Stated goal:
From the entries below, list each line with "right".
........
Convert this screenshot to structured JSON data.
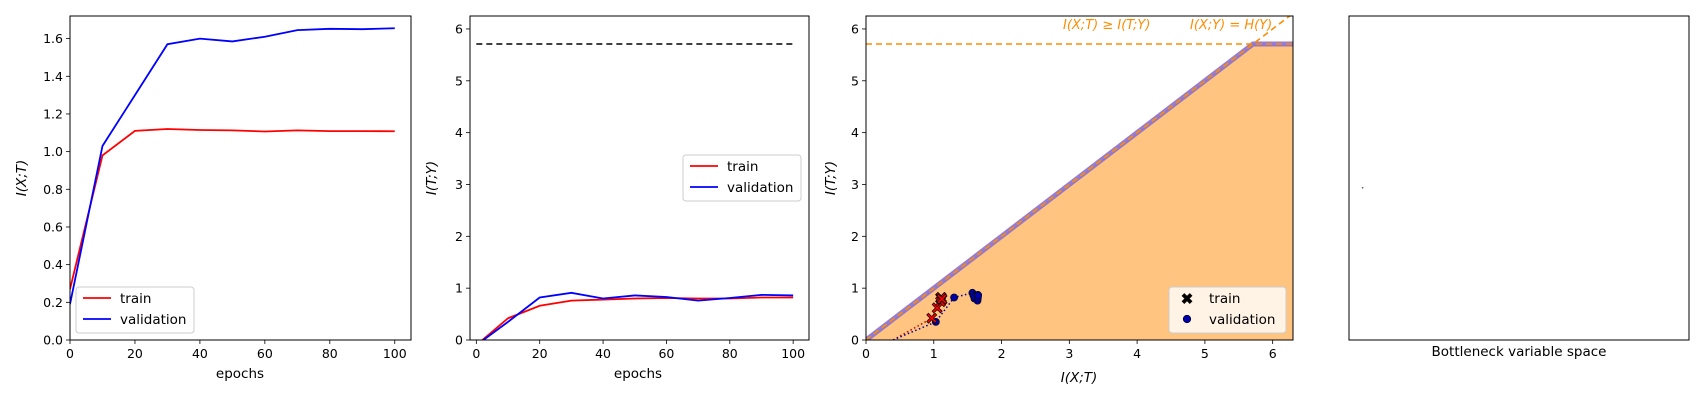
{
  "chart_data": [
    {
      "type": "line",
      "xlabel": "epochs",
      "ylabel": "I(X;T)",
      "xlim": [
        0,
        105
      ],
      "ylim": [
        0,
        1.72
      ],
      "xticks": [
        0,
        20,
        40,
        60,
        80,
        100
      ],
      "yticks": [
        0.0,
        0.2,
        0.4,
        0.6,
        0.8,
        1.0,
        1.2,
        1.4,
        1.6
      ],
      "yticklabels": [
        "0.0",
        "0.2",
        "0.4",
        "0.6",
        "0.8",
        "1.0",
        "1.2",
        "1.4",
        "1.6"
      ],
      "x": [
        0,
        10,
        20,
        30,
        40,
        50,
        60,
        70,
        80,
        90,
        100
      ],
      "series": [
        {
          "name": "train",
          "color": "#ff0000",
          "values": [
            0.27,
            0.98,
            1.11,
            1.12,
            1.115,
            1.113,
            1.107,
            1.113,
            1.109,
            1.109,
            1.108
          ]
        },
        {
          "name": "validation",
          "color": "#0000ff",
          "values": [
            0.19,
            1.03,
            1.3,
            1.57,
            1.6,
            1.585,
            1.61,
            1.645,
            1.652,
            1.65,
            1.655
          ]
        }
      ],
      "legend": "lower-left"
    },
    {
      "type": "line",
      "xlabel": "epochs",
      "ylabel": "I(T;Y)",
      "xlim": [
        -2,
        105
      ],
      "ylim": [
        0,
        6.25
      ],
      "xticks": [
        0,
        20,
        40,
        60,
        80,
        100
      ],
      "yticks": [
        0,
        1,
        2,
        3,
        4,
        5,
        6
      ],
      "reference_line": {
        "y": 5.71,
        "style": "dashed",
        "color": "#000000"
      },
      "x": [
        0,
        10,
        20,
        30,
        40,
        50,
        60,
        70,
        80,
        90,
        100
      ],
      "series": [
        {
          "name": "train",
          "color": "#ff0000",
          "values": [
            -0.1,
            0.42,
            0.66,
            0.76,
            0.78,
            0.8,
            0.81,
            0.8,
            0.8,
            0.82,
            0.82
          ]
        },
        {
          "name": "validation",
          "color": "#0000ff",
          "values": [
            -0.1,
            0.35,
            0.82,
            0.91,
            0.8,
            0.86,
            0.83,
            0.76,
            0.81,
            0.87,
            0.86
          ]
        }
      ],
      "legend": "center-right"
    },
    {
      "type": "scatter",
      "xlabel": "I(X;T)",
      "ylabel": "I(T;Y)",
      "xlim": [
        0,
        6.3
      ],
      "ylim": [
        0,
        6.25
      ],
      "xticks": [
        0,
        1,
        2,
        3,
        4,
        5,
        6
      ],
      "yticks": [
        0,
        1,
        2,
        3,
        4,
        5,
        6
      ],
      "HY": 5.71,
      "region_color": "#ffc480",
      "bound_color": "#8a6fd0",
      "ref_color": "#ff8c00",
      "annotations": [
        "I(X;T) ≥ I(T;Y)",
        "I(X;Y) = H(Y)"
      ],
      "series": [
        {
          "name": "train",
          "color": "#ff0000",
          "marker": "X",
          "points": [
            [
              0.97,
              0.42
            ],
            [
              1.05,
              0.62
            ],
            [
              1.1,
              0.74
            ],
            [
              1.12,
              0.78
            ],
            [
              1.11,
              0.8
            ],
            [
              1.1,
              0.81
            ],
            [
              1.11,
              0.8
            ],
            [
              1.11,
              0.82
            ],
            [
              1.11,
              0.82
            ],
            [
              1.12,
              0.79
            ]
          ]
        },
        {
          "name": "validation",
          "color": "#0000aa",
          "marker": "o",
          "points": [
            [
              1.03,
              0.35
            ],
            [
              1.3,
              0.82
            ],
            [
              1.57,
              0.91
            ],
            [
              1.6,
              0.8
            ],
            [
              1.585,
              0.86
            ],
            [
              1.61,
              0.83
            ],
            [
              1.645,
              0.76
            ],
            [
              1.65,
              0.81
            ],
            [
              1.65,
              0.87
            ],
            [
              1.655,
              0.86
            ]
          ]
        }
      ],
      "legend": "lower-right"
    },
    {
      "type": "scatter",
      "xlabel": "Bottleneck variable space",
      "ticks": "none",
      "xlim": [
        0,
        1
      ],
      "ylim": [
        0,
        1
      ],
      "points": [
        [
          0.04,
          0.47
        ]
      ]
    }
  ]
}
........
Correct response:
      "legend": "center-right"
      "legend": "lower-right"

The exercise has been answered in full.